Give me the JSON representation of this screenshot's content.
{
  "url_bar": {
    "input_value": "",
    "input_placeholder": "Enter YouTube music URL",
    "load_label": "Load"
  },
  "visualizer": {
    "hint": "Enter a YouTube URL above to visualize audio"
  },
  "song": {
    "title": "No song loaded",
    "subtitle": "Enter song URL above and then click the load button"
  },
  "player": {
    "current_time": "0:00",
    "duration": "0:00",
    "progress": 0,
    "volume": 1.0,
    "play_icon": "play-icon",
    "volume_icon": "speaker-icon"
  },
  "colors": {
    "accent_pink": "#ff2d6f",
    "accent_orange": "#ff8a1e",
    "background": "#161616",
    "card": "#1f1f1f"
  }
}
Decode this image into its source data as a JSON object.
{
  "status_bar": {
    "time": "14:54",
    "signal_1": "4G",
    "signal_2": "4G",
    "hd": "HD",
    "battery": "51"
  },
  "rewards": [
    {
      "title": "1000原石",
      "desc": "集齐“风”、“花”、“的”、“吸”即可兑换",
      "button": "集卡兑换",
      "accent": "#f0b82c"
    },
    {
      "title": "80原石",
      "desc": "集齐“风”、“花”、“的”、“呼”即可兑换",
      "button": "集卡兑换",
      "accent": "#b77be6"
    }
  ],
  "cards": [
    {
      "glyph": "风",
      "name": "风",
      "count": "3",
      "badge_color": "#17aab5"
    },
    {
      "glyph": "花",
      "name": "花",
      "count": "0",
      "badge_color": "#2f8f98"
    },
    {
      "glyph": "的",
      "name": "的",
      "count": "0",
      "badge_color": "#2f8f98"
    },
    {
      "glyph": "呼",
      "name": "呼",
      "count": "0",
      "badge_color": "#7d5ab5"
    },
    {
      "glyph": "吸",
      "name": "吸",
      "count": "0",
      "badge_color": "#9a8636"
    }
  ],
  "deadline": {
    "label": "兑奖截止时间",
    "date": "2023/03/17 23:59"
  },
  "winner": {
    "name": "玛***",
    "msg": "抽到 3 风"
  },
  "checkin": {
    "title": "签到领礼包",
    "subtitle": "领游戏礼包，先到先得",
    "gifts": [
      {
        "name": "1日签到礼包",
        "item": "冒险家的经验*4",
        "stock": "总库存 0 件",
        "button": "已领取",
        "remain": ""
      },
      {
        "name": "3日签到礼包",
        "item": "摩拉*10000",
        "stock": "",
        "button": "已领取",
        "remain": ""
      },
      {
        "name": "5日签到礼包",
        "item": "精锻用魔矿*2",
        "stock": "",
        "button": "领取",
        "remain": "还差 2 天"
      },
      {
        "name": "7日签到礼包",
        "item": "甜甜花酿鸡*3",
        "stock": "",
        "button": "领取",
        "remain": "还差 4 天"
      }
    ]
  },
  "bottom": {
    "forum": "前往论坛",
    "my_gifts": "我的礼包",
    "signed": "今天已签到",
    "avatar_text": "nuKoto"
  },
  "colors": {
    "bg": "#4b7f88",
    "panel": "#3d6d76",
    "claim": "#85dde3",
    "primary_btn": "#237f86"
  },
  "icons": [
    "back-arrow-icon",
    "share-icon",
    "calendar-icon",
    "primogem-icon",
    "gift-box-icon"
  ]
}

THE REQUEST
Print all of the entries exactly as they appear.

RESPONSE
Give me the JSON representation of this screenshot's content.
{
  "url_bar": {
    "input_value": "",
    "input_placeholder": "Enter YouTube music URL",
    "load_label": "Load"
  },
  "visualizer": {
    "hint": "Enter a YouTube URL above to visualize audio"
  },
  "song": {
    "title": "No song loaded",
    "subtitle": "Enter song URL above and then click the load button"
  },
  "player": {
    "current_time": "0:00",
    "duration": "0:00",
    "progress": 0,
    "volume": 1.0,
    "play_icon": "play-icon",
    "volume_icon": "speaker-icon"
  },
  "colors": {
    "accent_pink": "#ff2d6f",
    "accent_orange": "#ff8a1e",
    "background": "#161616",
    "card": "#1f1f1f"
  }
}
Decode this image into its source data as a JSON object.
{
  "status_bar": {
    "time": "14:54",
    "signal_1": "4G",
    "signal_2": "4G",
    "hd": "HD",
    "battery": "51"
  },
  "rewards": [
    {
      "title": "1000原石",
      "desc": "集齐“风”、“花”、“的”、“吸”即可兑换",
      "button": "集卡兑换",
      "accent": "#f0b82c"
    },
    {
      "title": "80原石",
      "desc": "集齐“风”、“花”、“的”、“呼”即可兑换",
      "button": "集卡兑换",
      "accent": "#b77be6"
    }
  ],
  "cards": [
    {
      "glyph": "风",
      "name": "风",
      "count": "3",
      "badge_color": "#17aab5"
    },
    {
      "glyph": "花",
      "name": "花",
      "count": "0",
      "badge_color": "#2f8f98"
    },
    {
      "glyph": "的",
      "name": "的",
      "count": "0",
      "badge_color": "#2f8f98"
    },
    {
      "glyph": "呼",
      "name": "呼",
      "count": "0",
      "badge_color": "#7d5ab5"
    },
    {
      "glyph": "吸",
      "name": "吸",
      "count": "0",
      "badge_color": "#9a8636"
    }
  ],
  "deadline": {
    "label": "兑奖截止时间",
    "date": "2023/03/17 23:59"
  },
  "winner": {
    "name": "玛***",
    "msg": "抽到 3 风"
  },
  "checkin": {
    "title": "签到领礼包",
    "subtitle": "领游戏礼包，先到先得",
    "gifts": [
      {
        "name": "1日签到礼包",
        "item": "冒险家的经验*4",
        "stock": "总库存 0 件",
        "button": "已领取",
        "remain": ""
      },
      {
        "name": "3日签到礼包",
        "item": "摩拉*10000",
        "stock": "",
        "button": "已领取",
        "remain": ""
      },
      {
        "name": "5日签到礼包",
        "item": "精锻用魔矿*2",
        "stock": "",
        "button": "领取",
        "remain": "还差 2 天"
      },
      {
        "name": "7日签到礼包",
        "item": "甜甜花酿鸡*3",
        "stock": "",
        "button": "领取",
        "remain": "还差 4 天"
      }
    ]
  },
  "bottom": {
    "forum": "前往论坛",
    "my_gifts": "我的礼包",
    "signed": "今天已签到",
    "avatar_text": "nuKoto"
  },
  "colors": {
    "bg": "#4b7f88",
    "panel": "#3d6d76",
    "claim": "#85dde3",
    "primary_btn": "#237f86"
  },
  "icons": [
    "back-arrow-icon",
    "share-icon",
    "calendar-icon",
    "primogem-icon",
    "gift-box-icon"
  ]
}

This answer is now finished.